▸ Given exercise: Below are some entries. Copy each line that holds the string "heart".

--------------------------------------------------

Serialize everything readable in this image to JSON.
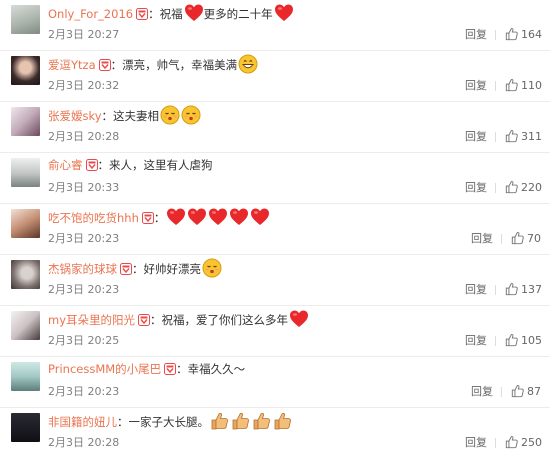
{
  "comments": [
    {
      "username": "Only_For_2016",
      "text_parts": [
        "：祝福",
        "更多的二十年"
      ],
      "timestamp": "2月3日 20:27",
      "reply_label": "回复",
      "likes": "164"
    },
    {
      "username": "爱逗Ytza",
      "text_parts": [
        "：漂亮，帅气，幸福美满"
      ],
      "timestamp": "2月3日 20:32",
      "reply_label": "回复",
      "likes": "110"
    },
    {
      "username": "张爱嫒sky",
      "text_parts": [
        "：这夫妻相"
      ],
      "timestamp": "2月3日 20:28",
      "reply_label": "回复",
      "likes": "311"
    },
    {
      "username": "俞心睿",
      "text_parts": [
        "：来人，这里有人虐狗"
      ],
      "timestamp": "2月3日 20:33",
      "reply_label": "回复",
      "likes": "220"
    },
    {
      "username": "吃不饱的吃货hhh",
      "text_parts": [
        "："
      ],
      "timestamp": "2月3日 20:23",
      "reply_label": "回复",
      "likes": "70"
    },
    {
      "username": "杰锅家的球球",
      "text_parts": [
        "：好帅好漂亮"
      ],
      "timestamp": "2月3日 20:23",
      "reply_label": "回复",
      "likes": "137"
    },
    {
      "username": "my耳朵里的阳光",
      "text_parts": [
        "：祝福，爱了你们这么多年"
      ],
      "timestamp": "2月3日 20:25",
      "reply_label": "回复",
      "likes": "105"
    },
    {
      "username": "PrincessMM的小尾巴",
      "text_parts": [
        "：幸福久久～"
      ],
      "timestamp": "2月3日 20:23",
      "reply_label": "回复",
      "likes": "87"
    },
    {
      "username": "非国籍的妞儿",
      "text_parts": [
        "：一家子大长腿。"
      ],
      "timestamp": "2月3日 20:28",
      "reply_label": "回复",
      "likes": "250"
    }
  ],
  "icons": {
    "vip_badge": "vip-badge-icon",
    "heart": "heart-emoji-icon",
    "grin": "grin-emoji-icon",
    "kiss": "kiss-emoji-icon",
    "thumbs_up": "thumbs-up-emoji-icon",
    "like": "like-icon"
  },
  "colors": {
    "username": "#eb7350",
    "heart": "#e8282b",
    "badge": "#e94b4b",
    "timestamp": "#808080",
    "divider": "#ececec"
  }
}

--------------------------------------------------

▸ Result of the task:
    "heart": "heart-emoji-icon",
    "heart": "#e8282b",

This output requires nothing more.